Teks yang Diberikan >>
--

Mubadalah.id – Sebagai orang awam yang baru mengenal isu disabilitas, saya sempat tertegun ketika mengikuti webinar dari Ibu Ro’fah, PhD. Saya tidak menyangka beliau membuka pembicaraan bukan dengan teori hukum atau dalil fikih, melainkan dengan membahas makna dari sebuah kata. Awalnya saya bingung, apa hubungannya makna dengan isu disabilitas? Tapi setelah dijelaskan, saya mulai paham bahwa justru di situlah akar persoalannya.
Iya, kata blio, bagaimana kita menyebut sesuatu akan memengaruhi cara kita memperlakukannya. Karena itu kontestasi makna bukan sekadar urusan bahasa, tapi juga soal kuasa dan cara pandang. Dari sanalah saya sadar, perubahan istilah dari “cacat” ke “disabilitas” bukan perkara sepele, melainkan langkah penting untuk mengubah cara masyarakat memaknai kemanusiaan secara lebih utuh.
Pun, kadang perubahan besar bisa dimulai dari hal kecil, termasuk dari sebuah kata. Sebab, bahasa bisa memuliakan, tapi juga bisa melukai. Begitu pula dengan istilah disabilitas dan cacat. Dua kata yang tampak mirip, namun membawa pandangan yang sangat berbeda terhadap manusia yang menyandangnya.

--

Entri yang Ditampilkan >>
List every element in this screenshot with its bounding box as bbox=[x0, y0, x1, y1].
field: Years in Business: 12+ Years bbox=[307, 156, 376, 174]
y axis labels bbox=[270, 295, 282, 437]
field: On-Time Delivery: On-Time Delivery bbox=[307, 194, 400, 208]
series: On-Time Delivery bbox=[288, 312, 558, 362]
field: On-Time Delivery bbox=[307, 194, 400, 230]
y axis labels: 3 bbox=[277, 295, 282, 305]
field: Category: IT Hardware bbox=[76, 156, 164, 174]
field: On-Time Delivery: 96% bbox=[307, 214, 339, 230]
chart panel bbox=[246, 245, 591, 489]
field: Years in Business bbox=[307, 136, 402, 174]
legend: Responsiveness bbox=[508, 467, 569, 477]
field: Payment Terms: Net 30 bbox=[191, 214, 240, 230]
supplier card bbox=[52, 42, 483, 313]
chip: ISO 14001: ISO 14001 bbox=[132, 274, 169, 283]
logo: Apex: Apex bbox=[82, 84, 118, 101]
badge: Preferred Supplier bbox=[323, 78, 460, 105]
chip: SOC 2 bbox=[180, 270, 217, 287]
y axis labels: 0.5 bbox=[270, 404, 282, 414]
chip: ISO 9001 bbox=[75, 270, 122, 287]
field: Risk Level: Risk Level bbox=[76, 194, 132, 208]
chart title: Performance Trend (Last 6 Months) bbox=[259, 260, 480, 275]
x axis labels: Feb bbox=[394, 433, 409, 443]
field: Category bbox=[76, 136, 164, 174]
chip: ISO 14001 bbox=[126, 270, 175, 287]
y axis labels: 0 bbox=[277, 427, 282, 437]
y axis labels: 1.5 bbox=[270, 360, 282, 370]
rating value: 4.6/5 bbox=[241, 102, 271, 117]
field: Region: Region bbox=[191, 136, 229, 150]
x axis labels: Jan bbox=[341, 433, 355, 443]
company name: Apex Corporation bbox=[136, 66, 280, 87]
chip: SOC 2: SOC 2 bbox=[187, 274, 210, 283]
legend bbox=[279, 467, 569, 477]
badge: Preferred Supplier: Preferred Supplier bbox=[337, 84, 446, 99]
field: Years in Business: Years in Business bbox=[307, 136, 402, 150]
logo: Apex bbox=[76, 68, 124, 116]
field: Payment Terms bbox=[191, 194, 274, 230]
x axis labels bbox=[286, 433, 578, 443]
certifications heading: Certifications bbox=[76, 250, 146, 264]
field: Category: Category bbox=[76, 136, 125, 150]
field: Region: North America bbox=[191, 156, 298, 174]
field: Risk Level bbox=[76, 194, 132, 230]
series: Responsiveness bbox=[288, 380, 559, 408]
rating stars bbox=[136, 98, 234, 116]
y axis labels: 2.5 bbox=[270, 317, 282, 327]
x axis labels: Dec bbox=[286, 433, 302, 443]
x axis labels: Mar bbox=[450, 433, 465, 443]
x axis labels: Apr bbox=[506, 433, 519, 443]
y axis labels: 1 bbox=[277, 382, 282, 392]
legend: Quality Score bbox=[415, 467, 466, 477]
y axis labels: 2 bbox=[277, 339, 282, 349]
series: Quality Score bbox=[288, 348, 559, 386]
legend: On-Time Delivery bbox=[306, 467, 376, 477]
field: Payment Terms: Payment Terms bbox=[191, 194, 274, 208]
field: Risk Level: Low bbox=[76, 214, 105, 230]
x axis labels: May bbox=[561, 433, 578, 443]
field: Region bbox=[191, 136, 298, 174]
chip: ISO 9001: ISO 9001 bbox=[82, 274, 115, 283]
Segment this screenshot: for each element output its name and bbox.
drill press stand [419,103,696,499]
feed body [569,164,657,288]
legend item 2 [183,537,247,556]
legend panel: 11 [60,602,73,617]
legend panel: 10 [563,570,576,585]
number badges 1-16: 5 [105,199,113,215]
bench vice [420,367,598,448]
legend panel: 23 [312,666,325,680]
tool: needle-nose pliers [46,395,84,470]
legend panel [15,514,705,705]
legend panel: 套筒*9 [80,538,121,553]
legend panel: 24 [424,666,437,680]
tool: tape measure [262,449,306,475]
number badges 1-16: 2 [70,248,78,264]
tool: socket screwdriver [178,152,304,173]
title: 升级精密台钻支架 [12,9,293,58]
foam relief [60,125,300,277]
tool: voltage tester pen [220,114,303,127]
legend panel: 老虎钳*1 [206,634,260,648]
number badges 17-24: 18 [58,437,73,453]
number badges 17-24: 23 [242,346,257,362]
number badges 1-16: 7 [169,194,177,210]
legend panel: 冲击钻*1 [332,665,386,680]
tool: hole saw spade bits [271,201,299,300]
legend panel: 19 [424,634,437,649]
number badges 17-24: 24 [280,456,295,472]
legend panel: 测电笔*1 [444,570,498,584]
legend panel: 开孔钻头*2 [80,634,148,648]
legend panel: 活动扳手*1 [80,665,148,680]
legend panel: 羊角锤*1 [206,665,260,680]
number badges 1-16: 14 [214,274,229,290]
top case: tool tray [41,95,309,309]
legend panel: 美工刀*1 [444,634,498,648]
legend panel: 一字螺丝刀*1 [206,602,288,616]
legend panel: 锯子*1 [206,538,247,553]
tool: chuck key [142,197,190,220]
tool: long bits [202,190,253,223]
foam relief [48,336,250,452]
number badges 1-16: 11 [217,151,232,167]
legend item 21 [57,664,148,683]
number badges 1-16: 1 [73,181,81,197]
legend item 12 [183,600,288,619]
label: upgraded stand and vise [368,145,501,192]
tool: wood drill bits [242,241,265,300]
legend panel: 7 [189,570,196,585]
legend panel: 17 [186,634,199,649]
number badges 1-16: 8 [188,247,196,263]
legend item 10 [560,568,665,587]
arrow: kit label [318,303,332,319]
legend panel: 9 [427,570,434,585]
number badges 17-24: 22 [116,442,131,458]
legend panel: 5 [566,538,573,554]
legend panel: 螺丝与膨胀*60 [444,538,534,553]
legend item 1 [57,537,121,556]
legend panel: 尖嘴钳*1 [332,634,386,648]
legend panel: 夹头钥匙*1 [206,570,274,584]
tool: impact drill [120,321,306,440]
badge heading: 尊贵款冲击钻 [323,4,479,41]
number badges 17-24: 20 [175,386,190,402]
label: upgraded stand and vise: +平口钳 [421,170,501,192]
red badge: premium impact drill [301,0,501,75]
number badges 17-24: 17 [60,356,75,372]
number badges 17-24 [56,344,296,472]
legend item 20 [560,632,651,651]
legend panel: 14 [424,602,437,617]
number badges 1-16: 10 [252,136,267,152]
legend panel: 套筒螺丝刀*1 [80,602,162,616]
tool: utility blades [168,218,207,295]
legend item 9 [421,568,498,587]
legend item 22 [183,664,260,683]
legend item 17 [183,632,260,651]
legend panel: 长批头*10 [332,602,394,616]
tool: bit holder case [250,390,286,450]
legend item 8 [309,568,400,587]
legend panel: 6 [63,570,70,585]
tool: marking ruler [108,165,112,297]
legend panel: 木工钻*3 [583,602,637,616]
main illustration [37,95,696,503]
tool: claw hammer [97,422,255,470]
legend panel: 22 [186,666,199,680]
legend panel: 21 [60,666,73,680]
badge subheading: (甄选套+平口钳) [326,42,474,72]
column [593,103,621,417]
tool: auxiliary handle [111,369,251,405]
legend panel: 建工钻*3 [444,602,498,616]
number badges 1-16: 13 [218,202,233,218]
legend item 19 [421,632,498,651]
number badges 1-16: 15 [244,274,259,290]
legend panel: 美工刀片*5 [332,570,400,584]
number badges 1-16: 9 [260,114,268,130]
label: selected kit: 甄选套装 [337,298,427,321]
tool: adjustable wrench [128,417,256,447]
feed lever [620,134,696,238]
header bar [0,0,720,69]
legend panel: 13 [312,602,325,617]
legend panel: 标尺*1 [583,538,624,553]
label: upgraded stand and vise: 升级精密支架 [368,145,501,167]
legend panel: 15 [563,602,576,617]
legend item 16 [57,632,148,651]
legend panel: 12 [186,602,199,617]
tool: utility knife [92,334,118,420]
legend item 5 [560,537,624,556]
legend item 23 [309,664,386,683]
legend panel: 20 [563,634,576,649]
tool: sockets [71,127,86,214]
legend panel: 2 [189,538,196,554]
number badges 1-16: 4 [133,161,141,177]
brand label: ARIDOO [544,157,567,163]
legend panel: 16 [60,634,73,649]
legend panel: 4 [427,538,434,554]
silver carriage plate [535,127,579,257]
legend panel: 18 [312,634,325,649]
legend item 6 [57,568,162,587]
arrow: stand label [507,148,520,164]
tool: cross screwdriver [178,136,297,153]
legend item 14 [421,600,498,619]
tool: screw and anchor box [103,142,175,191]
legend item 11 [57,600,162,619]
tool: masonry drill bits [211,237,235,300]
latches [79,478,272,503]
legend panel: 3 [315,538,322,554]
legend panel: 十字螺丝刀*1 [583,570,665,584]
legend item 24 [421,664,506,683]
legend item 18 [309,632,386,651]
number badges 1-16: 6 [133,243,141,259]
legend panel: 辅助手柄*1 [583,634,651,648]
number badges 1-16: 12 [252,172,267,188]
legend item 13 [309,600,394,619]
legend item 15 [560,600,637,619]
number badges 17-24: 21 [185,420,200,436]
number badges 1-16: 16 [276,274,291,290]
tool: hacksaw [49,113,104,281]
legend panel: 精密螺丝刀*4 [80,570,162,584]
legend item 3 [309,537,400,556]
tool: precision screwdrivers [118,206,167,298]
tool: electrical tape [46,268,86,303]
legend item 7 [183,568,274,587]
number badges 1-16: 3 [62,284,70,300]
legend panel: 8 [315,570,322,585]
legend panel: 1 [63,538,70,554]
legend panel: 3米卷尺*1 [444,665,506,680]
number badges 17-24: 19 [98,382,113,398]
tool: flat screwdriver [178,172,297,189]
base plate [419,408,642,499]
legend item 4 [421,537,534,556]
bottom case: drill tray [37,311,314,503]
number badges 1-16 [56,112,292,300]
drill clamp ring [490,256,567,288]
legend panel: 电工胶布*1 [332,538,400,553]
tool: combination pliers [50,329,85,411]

--

Tugas yang Diminta >>
• A. Menurut teks tentang istilah disabilitas, kontestasi makna menyangkut urusan apa saja? Sebutkan semuanya.
• B. Cetak seluruh bagian teks tentang istilah disabilitas, mulai dari "Pun, kadang perubahan" terus ke bawah hingga "manusia yang menyandangnya.".
• C. Dalam teks tentang istilah disabilitas, dengan apa Ibu Ro’fah membuka pembicaraan di webinarnya?
Entri-entri ini diambil dari sumber yang berbeda.

Sebagai Tanggapan >>
• A. Bahasa, kuasa, dan cara pandang.

• B.
Pun, kadang perubahan besar bisa dimulai dari hal kecil, termasuk dari sebuah kata. Sebab, bahasa bisa memuliakan, tapi juga bisa melukai. Begitu pula dengan istilah disabilitas dan cacat. Dua kata yang tampak mirip, namun membawa pandangan yang sangat berbeda terhadap manusia yang menyandangnya.

• C. Dengan membahas makna dari sebuah kata.